▸ **GOAL**: Please write out the complete listing that follows, exactly as it reads.

** begin **

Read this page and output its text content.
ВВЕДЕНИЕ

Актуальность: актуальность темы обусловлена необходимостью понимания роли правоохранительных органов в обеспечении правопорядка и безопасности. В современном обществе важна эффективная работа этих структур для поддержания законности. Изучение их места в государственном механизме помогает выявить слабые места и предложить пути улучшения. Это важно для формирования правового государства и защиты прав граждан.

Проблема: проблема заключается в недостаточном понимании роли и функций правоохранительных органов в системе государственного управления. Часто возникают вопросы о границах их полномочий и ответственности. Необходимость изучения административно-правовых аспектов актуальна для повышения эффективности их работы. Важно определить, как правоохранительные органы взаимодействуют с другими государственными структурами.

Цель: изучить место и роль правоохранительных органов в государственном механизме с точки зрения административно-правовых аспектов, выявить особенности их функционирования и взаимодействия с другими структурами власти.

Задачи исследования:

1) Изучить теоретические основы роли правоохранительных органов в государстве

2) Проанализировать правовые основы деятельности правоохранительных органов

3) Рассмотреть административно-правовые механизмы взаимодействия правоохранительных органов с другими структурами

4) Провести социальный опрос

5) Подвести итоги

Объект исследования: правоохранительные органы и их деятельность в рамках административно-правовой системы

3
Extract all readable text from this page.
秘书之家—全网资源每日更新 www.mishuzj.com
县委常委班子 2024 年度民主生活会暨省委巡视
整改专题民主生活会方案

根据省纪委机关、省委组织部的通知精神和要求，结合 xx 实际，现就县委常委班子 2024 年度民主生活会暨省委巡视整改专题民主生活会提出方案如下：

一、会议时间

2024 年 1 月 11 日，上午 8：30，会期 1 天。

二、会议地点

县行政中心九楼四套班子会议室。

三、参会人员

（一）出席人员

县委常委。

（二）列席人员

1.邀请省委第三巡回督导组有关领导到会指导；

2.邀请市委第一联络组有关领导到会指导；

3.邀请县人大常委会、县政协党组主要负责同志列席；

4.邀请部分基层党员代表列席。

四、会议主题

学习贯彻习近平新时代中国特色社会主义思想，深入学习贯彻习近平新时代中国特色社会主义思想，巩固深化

** end **

▸ **RESULT FOR THIS EXERCISE**:
Read this page and output its text content.
ВВЕДЕНИЕ

Актуальность: актуальность темы обусловлена необходимостью понимания роли правоохранительных органов в обеспечении правопорядка и безопасности. В современном обществе важна эффективная работа этих структур для поддержания законности. Изучение их места в государственном механизме помогает выявить слабые места и предложить пути улучшения. Это важно для формирования правового государства и защиты прав граждан.

Проблема: проблема заключается в недостаточном понимании роли и функций правоохранительных органов в системе государственного управления. Часто возникают вопросы о границах их полномочий и ответственности. Необходимость изучения административно-правовых аспектов актуальна для повышения эффективности их работы. Важно определить, как правоохранительные органы взаимодействуют с другими государственными структурами.

Цель: изучить место и роль правоохранительных органов в государственном механизме с точки зрения административно-правовых аспектов, выявить особенности их функционирования и взаимодействия с другими структурами власти.

Задачи исследования:

1) Изучить теоретические основы роли правоохранительных органов в государстве

2) Проанализировать правовые основы деятельности правоохранительных органов

3) Рассмотреть административно-правовые механизмы взаимодействия правоохранительных органов с другими структурами

4) Провести социальный опрос

5) Подвести итоги

Объект исследования: правоохранительные органы и их деятельность в рамках административно-правовой системы

3
Extract all readable text from this page.
秘书之家—全网资源每日更新 www.mishuzj.com
县委常委班子 2024 年度民主生活会暨省委巡视
整改专题民主生活会方案

根据省纪委机关、省委组织部的通知精神和要求，结合 xx 实际，现就县委常委班子 2024 年度民主生活会暨省委巡视整改专题民主生活会提出方案如下：

一、会议时间

2024 年 1 月 11 日，上午 8：30，会期 1 天。

二、会议地点

县行政中心九楼四套班子会议室。

三、参会人员

（一）出席人员

县委常委。

（二）列席人员

1.邀请省委第三巡回督导组有关领导到会指导；

2.邀请市委第一联络组有关领导到会指导；

3.邀请县人大常委会、县政协党组主要负责同志列席；

4.邀请部分基层党员代表列席。

四、会议主题

学习贯彻习近平新时代中国特色社会主义思想，深入学习贯彻习近平新时代中国特色社会主义思想，巩固深化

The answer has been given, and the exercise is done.